Print every entry, word for word, and skip the images.

+ + + + + + +

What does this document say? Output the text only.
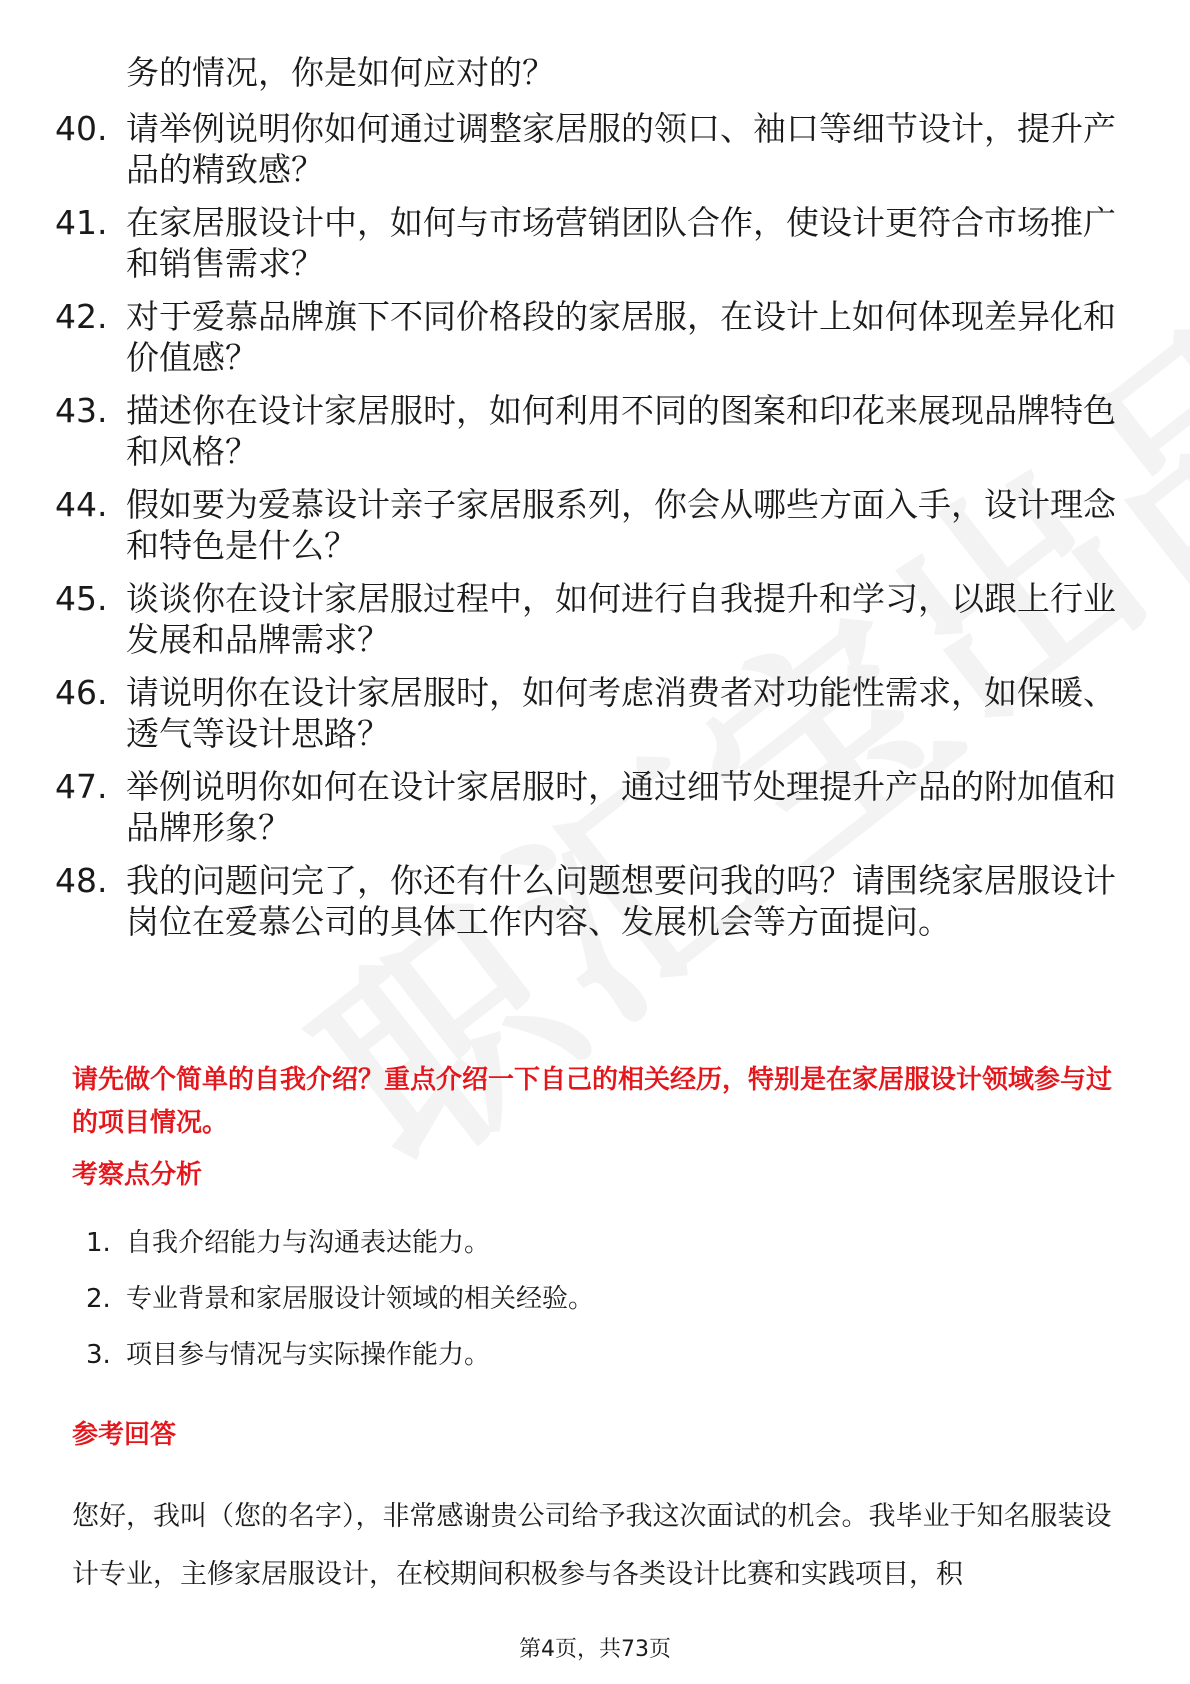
务的情况，你是如何应对的？
40. 请举例说明你如何通过调整家居服的领口、袖口等细节设计，提升产品的精致感？
41. 在家居服设计中，如何与市场营销团队合作，使设计更符合市场推广和销售需求？
42. 对于爱慕品牌旗下不同价格段的家居服，在设计上如何体现差异化和价值感？
43. 描述你在设计家居服时，如何利用不同的图案和印花来展现品牌特色和风格？
44. 假如要为爱慕设计亲子家居服系列，你会从哪些方面入手，设计理念和特色是什么？
45. 谈谈你在设计家居服过程中，如何进行自我提升和学习，以跟上行业发展和品牌需求？
46. 请说明你在设计家居服时，如何考虑消费者对功能性需求，如保暖、透气等设计思路？
47. 举例说明你如何在设计家居服时，通过细节处理提升产品的附加值和品牌形象？
48. 我的问题问完了，你还有什么问题想要问我的吗？请围绕家居服设计岗位在爱慕公司的具体工作内容、发展机会等方面提问。
请先做个简单的自我介绍？重点介绍一下自己的相关经历，特别是在家居服设计领域参与过的项目情况。
考察点分析
1. 自我介绍能力与沟通表达能力。
2. 专业背景和家居服设计领域的相关经验。
3. 项目参与情况与实际操作能力。
参考回答
您好，我叫（您的名字），非常感谢贵公司给予我这次面试的机会。我毕业于知名服装设计专业，主修家居服设计，在校期间积极参与各类设计比赛和实践项目，积
第4页，共73页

+ + + + + + +

### WORKED SOLUTION
What does this document say? Output the text only.
务的情况，你是如何应对的？
40. 请举例说明你如何通过调整家居服的领口、袖口等细节设计，提升产品的精致感？
41. 在家居服设计中，如何与市场营销团队合作，使设计更符合市场推广和销售需求？
42. 对于爱慕品牌旗下不同价格段的家居服，在设计上如何体现差异化和价值感？
43. 描述你在设计家居服时，如何利用不同的图案和印花来展现品牌特色和风格？
44. 假如要为爱慕设计亲子家居服系列，你会从哪些方面入手，设计理念和特色是什么？
45. 谈谈你在设计家居服过程中，如何进行自我提升和学习，以跟上行业发展和品牌需求？
46. 请说明你在设计家居服时，如何考虑消费者对功能性需求，如保暖、透气等设计思路？
47. 举例说明你如何在设计家居服时，通过细节处理提升产品的附加值和品牌形象？
48. 我的问题问完了，你还有什么问题想要问我的吗？请围绕家居服设计岗位在爱慕公司的具体工作内容、发展机会等方面提问。
请先做个简单的自我介绍？重点介绍一下自己的相关经历，特别是在家居服设计领域参与过的项目情况。
考察点分析
1. 自我介绍能力与沟通表达能力。
2. 专业背景和家居服设计领域的相关经验。
3. 项目参与情况与实际操作能力。
参考回答
您好，我叫（您的名字），非常感谢贵公司给予我这次面试的机会。我毕业于知名服装设计专业，主修家居服设计，在校期间积极参与各类设计比赛和实践项目，积
第4页，共73页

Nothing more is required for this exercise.